**Written task**
Transcribe each of the records below exactly, excluding all pictures.
++++ Supplied information
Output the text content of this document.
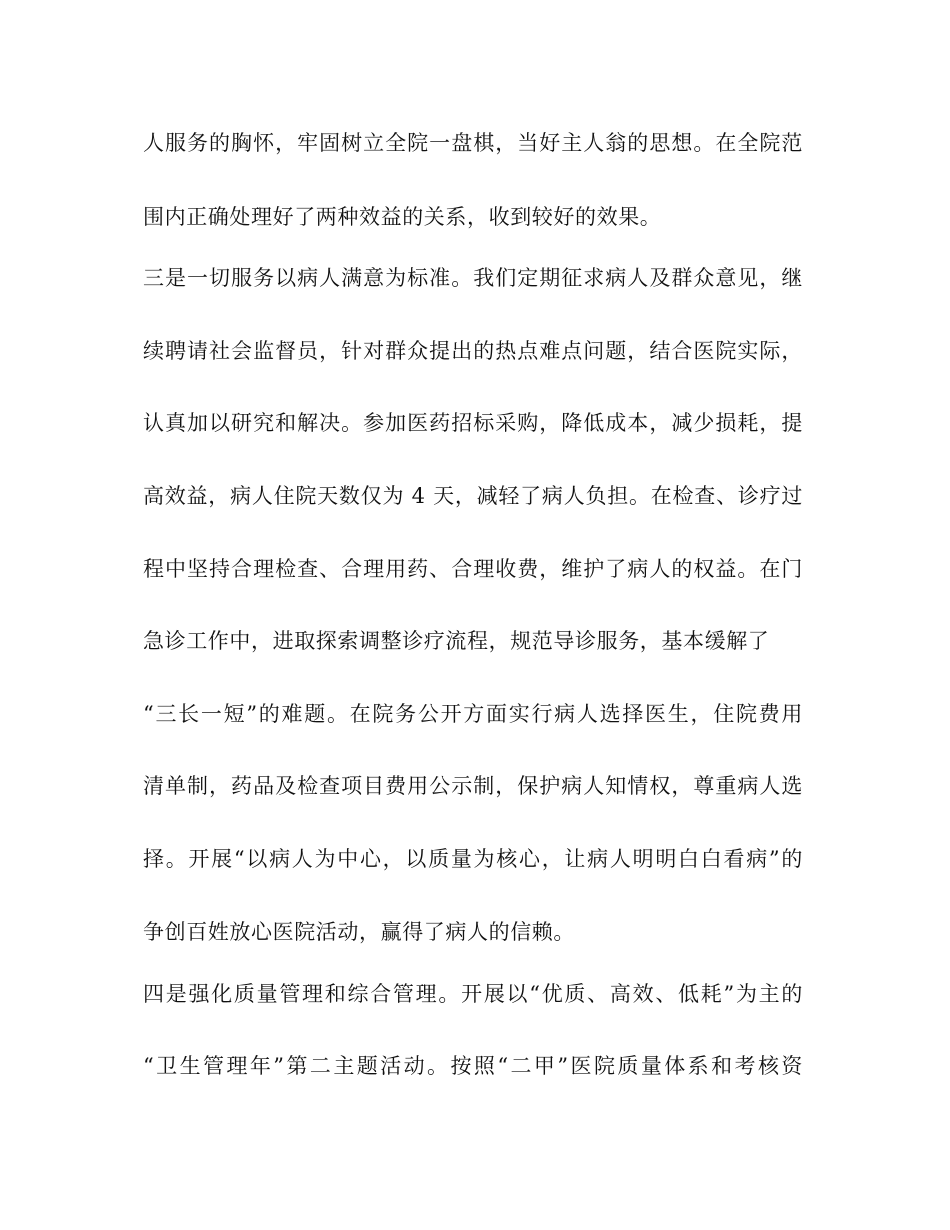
人服务的胸怀，牢固树立全院一盘棋，当好主人翁的思想。在全院范
围内正确处理好了两种效益的关系，收到较好的效果。
三是一切服务以病人满意为标准。我们定期征求病人及群众意见，继
续聘请社会监督员，针对群众提出的热点难点问题，结合医院实际，
认真加以研究和解决。参加医药招标采购，降低成本，减少损耗，提
高效益，病人住院天数仅为 4 天，减轻了病人负担。在检查、诊疗过
程中坚持合理检查、合理用药、合理收费，维护了病人的权益。在门
急诊工作中，进取探索调整诊疗流程，规范导诊服务，基本缓解了
“三长一短”的难题。在院务公开方面实行病人选择医生，住院费用
清单制，药品及检查项目费用公示制，保护病人知情权，尊重病人选
择。开展“以病人为中心，以质量为核心，让病人明明白白看病”的
争创百姓放心医院活动，赢得了病人的信赖。
四是强化质量管理和综合管理。开展以“优质、高效、低耗”为主的
“卫生管理年”第二主题活动。按照“二甲”医院质量体系和考核资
++++++++
**Expected answer**
Output the text content of this document.
人服务的胸怀，牢固树立全院一盘棋，当好主人翁的思想。在全院范
围内正确处理好了两种效益的关系，收到较好的效果。
三是一切服务以病人满意为标准。我们定期征求病人及群众意见，继
续聘请社会监督员，针对群众提出的热点难点问题，结合医院实际，
认真加以研究和解决。参加医药招标采购，降低成本，减少损耗，提
高效益，病人住院天数仅为 4 天，减轻了病人负担。在检查、诊疗过
程中坚持合理检查、合理用药、合理收费，维护了病人的权益。在门
急诊工作中，进取探索调整诊疗流程，规范导诊服务，基本缓解了
“三长一短”的难题。在院务公开方面实行病人选择医生，住院费用
清单制，药品及检查项目费用公示制，保护病人知情权，尊重病人选
择。开展“以病人为中心，以质量为核心，让病人明明白白看病”的
争创百姓放心医院活动，赢得了病人的信赖。
四是强化质量管理和综合管理。开展以“优质、高效、低耗”为主的
“卫生管理年”第二主题活动。按照“二甲”医院质量体系和考核资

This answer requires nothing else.